── GIVEN RECORDS
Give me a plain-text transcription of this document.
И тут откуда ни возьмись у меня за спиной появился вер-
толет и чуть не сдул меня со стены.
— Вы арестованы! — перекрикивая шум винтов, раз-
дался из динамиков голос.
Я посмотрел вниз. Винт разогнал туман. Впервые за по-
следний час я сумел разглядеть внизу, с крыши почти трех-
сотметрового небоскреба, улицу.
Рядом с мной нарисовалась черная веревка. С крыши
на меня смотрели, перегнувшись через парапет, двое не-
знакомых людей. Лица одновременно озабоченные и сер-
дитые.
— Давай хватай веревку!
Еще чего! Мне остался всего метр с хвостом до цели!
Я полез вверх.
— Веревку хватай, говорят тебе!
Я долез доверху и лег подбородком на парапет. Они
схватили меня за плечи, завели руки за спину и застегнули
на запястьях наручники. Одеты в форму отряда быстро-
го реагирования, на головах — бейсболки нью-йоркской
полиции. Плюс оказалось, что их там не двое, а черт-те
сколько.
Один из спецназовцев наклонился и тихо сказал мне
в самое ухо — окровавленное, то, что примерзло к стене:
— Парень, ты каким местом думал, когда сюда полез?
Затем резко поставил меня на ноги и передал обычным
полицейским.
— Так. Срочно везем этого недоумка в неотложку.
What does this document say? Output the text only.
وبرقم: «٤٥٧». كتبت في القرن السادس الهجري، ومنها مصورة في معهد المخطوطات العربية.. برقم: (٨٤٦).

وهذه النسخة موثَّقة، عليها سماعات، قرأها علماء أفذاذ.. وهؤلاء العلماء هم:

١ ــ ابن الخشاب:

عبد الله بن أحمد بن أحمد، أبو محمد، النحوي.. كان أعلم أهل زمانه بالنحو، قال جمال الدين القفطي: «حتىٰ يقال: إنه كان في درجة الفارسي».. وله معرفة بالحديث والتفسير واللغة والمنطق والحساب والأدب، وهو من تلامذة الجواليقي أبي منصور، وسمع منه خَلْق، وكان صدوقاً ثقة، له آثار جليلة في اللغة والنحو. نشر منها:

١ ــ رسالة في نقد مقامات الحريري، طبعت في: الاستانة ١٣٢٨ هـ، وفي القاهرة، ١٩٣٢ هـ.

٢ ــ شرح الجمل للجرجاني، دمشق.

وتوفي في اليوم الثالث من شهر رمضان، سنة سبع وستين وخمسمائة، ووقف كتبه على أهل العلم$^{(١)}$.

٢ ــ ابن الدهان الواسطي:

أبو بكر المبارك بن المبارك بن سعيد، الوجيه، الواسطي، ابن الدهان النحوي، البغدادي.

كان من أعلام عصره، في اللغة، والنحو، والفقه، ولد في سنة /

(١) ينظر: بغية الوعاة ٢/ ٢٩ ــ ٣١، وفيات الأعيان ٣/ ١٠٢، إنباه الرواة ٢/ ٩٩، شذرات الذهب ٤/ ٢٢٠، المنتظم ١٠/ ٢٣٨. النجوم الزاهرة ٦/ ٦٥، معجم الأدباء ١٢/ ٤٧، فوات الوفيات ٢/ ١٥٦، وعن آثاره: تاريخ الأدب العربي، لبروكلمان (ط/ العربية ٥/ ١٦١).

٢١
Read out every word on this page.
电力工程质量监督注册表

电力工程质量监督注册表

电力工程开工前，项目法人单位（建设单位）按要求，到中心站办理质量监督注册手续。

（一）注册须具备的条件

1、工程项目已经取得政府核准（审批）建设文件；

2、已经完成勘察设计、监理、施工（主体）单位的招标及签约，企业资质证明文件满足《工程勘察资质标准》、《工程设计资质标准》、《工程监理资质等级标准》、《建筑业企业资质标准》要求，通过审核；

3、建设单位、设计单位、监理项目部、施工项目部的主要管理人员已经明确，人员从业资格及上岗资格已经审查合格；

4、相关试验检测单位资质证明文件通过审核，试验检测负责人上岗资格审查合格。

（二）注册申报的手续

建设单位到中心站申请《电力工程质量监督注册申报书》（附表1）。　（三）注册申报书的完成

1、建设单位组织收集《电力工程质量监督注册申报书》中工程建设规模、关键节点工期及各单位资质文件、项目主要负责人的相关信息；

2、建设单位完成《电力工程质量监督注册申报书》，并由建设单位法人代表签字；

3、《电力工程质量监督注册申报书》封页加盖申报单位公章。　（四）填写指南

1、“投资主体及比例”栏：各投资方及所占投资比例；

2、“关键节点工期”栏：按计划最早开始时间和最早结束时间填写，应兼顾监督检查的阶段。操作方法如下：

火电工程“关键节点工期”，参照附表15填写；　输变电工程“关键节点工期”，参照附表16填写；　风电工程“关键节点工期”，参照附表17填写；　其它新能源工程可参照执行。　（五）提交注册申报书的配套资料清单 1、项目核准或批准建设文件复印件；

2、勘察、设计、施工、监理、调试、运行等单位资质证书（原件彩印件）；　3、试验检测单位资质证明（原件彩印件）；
────
_EXERCISE DETAILS_:
Using the listing above, retype each line exactly.

_WORKED ANSWER_:
Give me a plain-text transcription of this document.
И тут откуда ни возьмись у меня за спиной появился вер-
толет и чуть не сдул меня со стены.
— Вы арестованы! — перекрикивая шум винтов, раз-
дался из динамиков голос.
Я посмотрел вниз. Винт разогнал туман. Впервые за по-
следний час я сумел разглядеть внизу, с крыши почти трех-
сотметрового небоскреба, улицу.
Рядом с мной нарисовалась черная веревка. С крыши
на меня смотрели, перегнувшись через парапет, двое не-
знакомых людей. Лица одновременно озабоченные и сер-
дитые.
— Давай хватай веревку!
Еще чего! Мне остался всего метр с хвостом до цели!
Я полез вверх.
— Веревку хватай, говорят тебе!
Я долез доверху и лег подбородком на парапет. Они
схватили меня за плечи, завели руки за спину и застегнули
на запястьях наручники. Одеты в форму отряда быстро-
го реагирования, на головах — бейсболки нью-йоркской
полиции. Плюс оказалось, что их там не двое, а черт-те
сколько.
Один из спецназовцев наклонился и тихо сказал мне
в самое ухо — окровавленное, то, что примерзло к стене:
— Парень, ты каким местом думал, когда сюда полез?
Затем резко поставил меня на ноги и передал обычным
полицейским.
— Так. Срочно везем этого недоумка в неотложку.
What does this document say? Output the text only.
وبرقم: «٤٥٧». كتبت في القرن السادس الهجري، ومنها مصورة في معهد المخطوطات العربية.. برقم: (٨٤٦).

وهذه النسخة موثَّقة، عليها سماعات، قرأها علماء أفذاذ.. وهؤلاء العلماء هم:

١ ــ ابن الخشاب:

عبد الله بن أحمد بن أحمد، أبو محمد، النحوي.. كان أعلم أهل زمانه بالنحو، قال جمال الدين القفطي: «حتىٰ يقال: إنه كان في درجة الفارسي».. وله معرفة بالحديث والتفسير واللغة والمنطق والحساب والأدب، وهو من تلامذة الجواليقي أبي منصور، وسمع منه خَلْق، وكان صدوقاً ثقة، له آثار جليلة في اللغة والنحو. نشر منها:

١ ــ رسالة في نقد مقامات الحريري، طبعت في: الاستانة ١٣٢٨ هـ، وفي القاهرة، ١٩٣٢ هـ.

٢ ــ شرح الجمل للجرجاني، دمشق.

وتوفي في اليوم الثالث من شهر رمضان، سنة سبع وستين وخمسمائة، ووقف كتبه على أهل العلم$^{(١)}$.

٢ ــ ابن الدهان الواسطي:

أبو بكر المبارك بن المبارك بن سعيد، الوجيه، الواسطي، ابن الدهان النحوي، البغدادي.

كان من أعلام عصره، في اللغة، والنحو، والفقه، ولد في سنة /

(١) ينظر: بغية الوعاة ٢/ ٢٩ ــ ٣١، وفيات الأعيان ٣/ ١٠٢، إنباه الرواة ٢/ ٩٩، شذرات الذهب ٤/ ٢٢٠، المنتظم ١٠/ ٢٣٨. النجوم الزاهرة ٦/ ٦٥، معجم الأدباء ١٢/ ٤٧، فوات الوفيات ٢/ ١٥٦، وعن آثاره: تاريخ الأدب العربي، لبروكلمان (ط/ العربية ٥/ ١٦١).

٢١
Read out every word on this page.
电力工程质量监督注册表

电力工程质量监督注册表

电力工程开工前，项目法人单位（建设单位）按要求，到中心站办理质量监督注册手续。

（一）注册须具备的条件

1、工程项目已经取得政府核准（审批）建设文件；

2、已经完成勘察设计、监理、施工（主体）单位的招标及签约，企业资质证明文件满足《工程勘察资质标准》、《工程设计资质标准》、《工程监理资质等级标准》、《建筑业企业资质标准》要求，通过审核；

3、建设单位、设计单位、监理项目部、施工项目部的主要管理人员已经明确，人员从业资格及上岗资格已经审查合格；

4、相关试验检测单位资质证明文件通过审核，试验检测负责人上岗资格审查合格。

（二）注册申报的手续

建设单位到中心站申请《电力工程质量监督注册申报书》（附表1）。　（三）注册申报书的完成

1、建设单位组织收集《电力工程质量监督注册申报书》中工程建设规模、关键节点工期及各单位资质文件、项目主要负责人的相关信息；

2、建设单位完成《电力工程质量监督注册申报书》，并由建设单位法人代表签字；

3、《电力工程质量监督注册申报书》封页加盖申报单位公章。　（四）填写指南

1、“投资主体及比例”栏：各投资方及所占投资比例；

2、“关键节点工期”栏：按计划最早开始时间和最早结束时间填写，应兼顾监督检查的阶段。操作方法如下：

火电工程“关键节点工期”，参照附表15填写；　输变电工程“关键节点工期”，参照附表16填写；　风电工程“关键节点工期”，参照附表17填写；　其它新能源工程可参照执行。　（五）提交注册申报书的配套资料清单 1、项目核准或批准建设文件复印件；

2、勘察、设计、施工、监理、调试、运行等单位资质证书（原件彩印件）；　3、试验检测单位资质证明（原件彩印件）；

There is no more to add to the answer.